Required work: According to the article on Utah's minimum wage bill, how much may Utah employers pay minors during their first 90 days of employment?

Selected extract:
__________

Bill proposes incremental raises in Utah’s minimum wage

Stock image of State Capitol, Salt Lake City, St. George News

ST. GEORGE — Millions of workers across the nation received a raise as 2017 was ushered in following sweeping changes in 21 states’ minimum wage laws, including four states where the increase will take place later in the year. But not in Utah, where minimum wage remains at the federally mandated level. However, a bill introduced last week to increase minimum wage may change that if passed.

As of January, 29 states have minimum wage levels higher than the federal standard of $7.25 an hour.

In Utah, minimum wage is $7.25, but employers can pay minors $4.25 an hour during their first 90 days of employment. Tipped employees can be paid $2.13 an hour as long as the tips earned raise them up to the minimum wage.

To address the fact that Utah is in the bottom half of the country for minimum wage levels, Salt Lake Rep. Lynn Hemingway proposed HB 147, entitled “Living Wage Amendments.”

__________

Stored records:
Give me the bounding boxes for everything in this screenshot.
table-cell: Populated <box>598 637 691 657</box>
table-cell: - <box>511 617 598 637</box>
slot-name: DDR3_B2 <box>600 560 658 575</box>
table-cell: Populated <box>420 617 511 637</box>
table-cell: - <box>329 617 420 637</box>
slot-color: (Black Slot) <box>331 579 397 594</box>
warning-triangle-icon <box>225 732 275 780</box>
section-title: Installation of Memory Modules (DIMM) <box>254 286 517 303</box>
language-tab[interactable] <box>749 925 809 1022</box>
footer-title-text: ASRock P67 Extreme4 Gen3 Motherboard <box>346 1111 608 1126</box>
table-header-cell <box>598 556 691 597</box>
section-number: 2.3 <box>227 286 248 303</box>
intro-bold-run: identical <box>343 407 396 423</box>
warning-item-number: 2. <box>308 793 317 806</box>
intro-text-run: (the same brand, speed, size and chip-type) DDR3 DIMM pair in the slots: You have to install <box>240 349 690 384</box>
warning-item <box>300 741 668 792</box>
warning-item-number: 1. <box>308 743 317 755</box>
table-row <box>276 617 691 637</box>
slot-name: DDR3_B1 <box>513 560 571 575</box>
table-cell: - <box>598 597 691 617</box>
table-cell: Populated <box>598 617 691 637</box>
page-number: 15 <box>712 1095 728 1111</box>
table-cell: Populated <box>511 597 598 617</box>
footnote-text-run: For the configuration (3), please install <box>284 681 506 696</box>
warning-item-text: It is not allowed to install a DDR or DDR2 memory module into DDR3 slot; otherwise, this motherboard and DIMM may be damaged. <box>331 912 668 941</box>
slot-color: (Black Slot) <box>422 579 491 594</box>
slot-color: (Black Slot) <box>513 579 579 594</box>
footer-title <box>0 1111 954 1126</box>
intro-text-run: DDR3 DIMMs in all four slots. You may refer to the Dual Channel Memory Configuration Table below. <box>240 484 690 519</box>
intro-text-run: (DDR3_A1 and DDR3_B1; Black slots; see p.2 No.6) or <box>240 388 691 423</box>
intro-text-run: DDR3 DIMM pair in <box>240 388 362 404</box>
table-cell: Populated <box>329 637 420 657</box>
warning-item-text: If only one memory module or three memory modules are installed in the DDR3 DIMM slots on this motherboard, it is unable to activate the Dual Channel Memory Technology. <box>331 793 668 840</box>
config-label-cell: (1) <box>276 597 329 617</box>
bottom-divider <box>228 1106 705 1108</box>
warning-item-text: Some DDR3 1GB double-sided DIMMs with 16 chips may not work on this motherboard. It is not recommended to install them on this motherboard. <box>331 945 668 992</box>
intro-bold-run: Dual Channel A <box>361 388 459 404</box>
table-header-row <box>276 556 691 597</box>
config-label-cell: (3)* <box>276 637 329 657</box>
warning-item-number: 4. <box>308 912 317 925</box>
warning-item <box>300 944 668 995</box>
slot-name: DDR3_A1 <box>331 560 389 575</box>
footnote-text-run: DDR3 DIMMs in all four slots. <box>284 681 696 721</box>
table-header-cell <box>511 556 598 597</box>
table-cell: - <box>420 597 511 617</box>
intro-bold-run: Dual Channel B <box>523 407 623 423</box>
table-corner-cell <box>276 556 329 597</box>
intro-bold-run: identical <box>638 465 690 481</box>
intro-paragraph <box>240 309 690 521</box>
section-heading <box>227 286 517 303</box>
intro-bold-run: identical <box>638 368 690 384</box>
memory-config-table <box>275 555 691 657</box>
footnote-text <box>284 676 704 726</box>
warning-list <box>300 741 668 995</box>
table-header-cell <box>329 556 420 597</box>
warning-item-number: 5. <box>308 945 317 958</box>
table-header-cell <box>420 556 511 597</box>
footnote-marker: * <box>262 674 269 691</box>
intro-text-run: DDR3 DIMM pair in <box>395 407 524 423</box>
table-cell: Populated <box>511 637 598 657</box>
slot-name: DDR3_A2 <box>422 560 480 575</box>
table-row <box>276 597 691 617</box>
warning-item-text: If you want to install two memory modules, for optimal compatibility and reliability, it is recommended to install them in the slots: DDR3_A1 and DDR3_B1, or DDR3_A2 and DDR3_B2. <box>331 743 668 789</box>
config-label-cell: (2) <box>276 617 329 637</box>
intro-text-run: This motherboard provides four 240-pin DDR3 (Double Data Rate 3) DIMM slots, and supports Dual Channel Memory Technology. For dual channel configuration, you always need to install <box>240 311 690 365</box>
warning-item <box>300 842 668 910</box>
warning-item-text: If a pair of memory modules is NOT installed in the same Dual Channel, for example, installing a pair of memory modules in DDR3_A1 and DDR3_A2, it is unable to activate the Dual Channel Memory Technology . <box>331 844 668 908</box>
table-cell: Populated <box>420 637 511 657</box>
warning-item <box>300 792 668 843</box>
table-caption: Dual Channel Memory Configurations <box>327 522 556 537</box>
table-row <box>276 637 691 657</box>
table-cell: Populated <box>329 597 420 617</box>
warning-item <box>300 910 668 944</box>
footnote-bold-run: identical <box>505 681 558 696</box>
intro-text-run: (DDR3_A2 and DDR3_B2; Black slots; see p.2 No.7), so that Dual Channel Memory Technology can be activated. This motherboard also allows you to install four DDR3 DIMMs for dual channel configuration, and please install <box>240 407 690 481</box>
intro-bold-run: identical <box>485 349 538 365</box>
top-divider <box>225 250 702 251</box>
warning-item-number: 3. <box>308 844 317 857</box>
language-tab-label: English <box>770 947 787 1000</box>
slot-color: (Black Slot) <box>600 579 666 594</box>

__________

The result: $4.25 an hour